*Input for this task*

* * * * * * * * *

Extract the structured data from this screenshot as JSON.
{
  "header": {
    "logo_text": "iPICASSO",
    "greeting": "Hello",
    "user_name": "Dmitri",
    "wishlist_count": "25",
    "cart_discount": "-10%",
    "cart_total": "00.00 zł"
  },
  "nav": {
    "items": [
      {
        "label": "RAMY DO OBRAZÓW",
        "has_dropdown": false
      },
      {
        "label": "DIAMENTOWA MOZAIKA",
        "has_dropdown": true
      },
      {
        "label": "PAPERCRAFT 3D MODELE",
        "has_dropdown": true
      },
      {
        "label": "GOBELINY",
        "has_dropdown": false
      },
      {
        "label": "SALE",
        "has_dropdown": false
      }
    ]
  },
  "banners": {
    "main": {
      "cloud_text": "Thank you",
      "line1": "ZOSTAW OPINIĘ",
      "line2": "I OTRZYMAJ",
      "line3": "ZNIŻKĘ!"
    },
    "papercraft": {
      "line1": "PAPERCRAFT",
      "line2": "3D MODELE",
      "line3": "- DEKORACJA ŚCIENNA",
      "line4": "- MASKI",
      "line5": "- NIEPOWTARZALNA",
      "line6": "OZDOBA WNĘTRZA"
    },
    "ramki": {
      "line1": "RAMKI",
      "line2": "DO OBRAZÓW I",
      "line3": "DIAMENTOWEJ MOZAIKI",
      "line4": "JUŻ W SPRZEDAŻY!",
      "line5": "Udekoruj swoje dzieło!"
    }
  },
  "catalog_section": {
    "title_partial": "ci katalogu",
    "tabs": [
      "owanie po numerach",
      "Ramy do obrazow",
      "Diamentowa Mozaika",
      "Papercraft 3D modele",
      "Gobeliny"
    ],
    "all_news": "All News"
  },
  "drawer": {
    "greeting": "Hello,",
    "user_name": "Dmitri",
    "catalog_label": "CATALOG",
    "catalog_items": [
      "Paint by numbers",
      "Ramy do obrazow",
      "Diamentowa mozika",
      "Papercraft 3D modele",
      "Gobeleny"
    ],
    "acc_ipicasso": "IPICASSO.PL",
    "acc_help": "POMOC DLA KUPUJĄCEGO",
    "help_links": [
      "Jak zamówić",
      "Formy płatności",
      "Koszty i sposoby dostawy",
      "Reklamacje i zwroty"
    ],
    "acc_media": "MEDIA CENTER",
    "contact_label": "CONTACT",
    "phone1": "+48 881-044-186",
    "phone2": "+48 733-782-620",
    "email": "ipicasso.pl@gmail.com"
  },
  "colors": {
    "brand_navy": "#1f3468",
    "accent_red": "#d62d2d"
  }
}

* * * * * * * * *

*Requirements*
Return the entries in full, keeping every line exactly as it is.

*Written reply*
Extract the structured data from this screenshot as JSON.
{
  "header": {
    "logo_text": "iPICASSO",
    "greeting": "Hello",
    "user_name": "Dmitri",
    "wishlist_count": "25",
    "cart_discount": "-10%",
    "cart_total": "00.00 zł"
  },
  "nav": {
    "items": [
      {
        "label": "RAMY DO OBRAZÓW",
        "has_dropdown": false
      },
      {
        "label": "DIAMENTOWA MOZAIKA",
        "has_dropdown": true
      },
      {
        "label": "PAPERCRAFT 3D MODELE",
        "has_dropdown": true
      },
      {
        "label": "GOBELINY",
        "has_dropdown": false
      },
      {
        "label": "SALE",
        "has_dropdown": false
      }
    ]
  },
  "banners": {
    "main": {
      "cloud_text": "Thank you",
      "line1": "ZOSTAW OPINIĘ",
      "line2": "I OTRZYMAJ",
      "line3": "ZNIŻKĘ!"
    },
    "papercraft": {
      "line1": "PAPERCRAFT",
      "line2": "3D MODELE",
      "line3": "- DEKORACJA ŚCIENNA",
      "line4": "- MASKI",
      "line5": "- NIEPOWTARZALNA",
      "line6": "OZDOBA WNĘTRZA"
    },
    "ramki": {
      "line1": "RAMKI",
      "line2": "DO OBRAZÓW I",
      "line3": "DIAMENTOWEJ MOZAIKI",
      "line4": "JUŻ W SPRZEDAŻY!",
      "line5": "Udekoruj swoje dzieło!"
    }
  },
  "catalog_section": {
    "title_partial": "ci katalogu",
    "tabs": [
      "owanie po numerach",
      "Ramy do obrazow",
      "Diamentowa Mozaika",
      "Papercraft 3D modele",
      "Gobeliny"
    ],
    "all_news": "All News"
  },
  "drawer": {
    "greeting": "Hello,",
    "user_name": "Dmitri",
    "catalog_label": "CATALOG",
    "catalog_items": [
      "Paint by numbers",
      "Ramy do obrazow",
      "Diamentowa mozika",
      "Papercraft 3D modele",
      "Gobeleny"
    ],
    "acc_ipicasso": "IPICASSO.PL",
    "acc_help": "POMOC DLA KUPUJĄCEGO",
    "help_links": [
      "Jak zamówić",
      "Formy płatności",
      "Koszty i sposoby dostawy",
      "Reklamacje i zwroty"
    ],
    "acc_media": "MEDIA CENTER",
    "contact_label": "CONTACT",
    "phone1": "+48 881-044-186",
    "phone2": "+48 733-782-620",
    "email": "ipicasso.pl@gmail.com"
  },
  "colors": {
    "brand_navy": "#1f3468",
    "accent_red": "#d62d2d"
  }
}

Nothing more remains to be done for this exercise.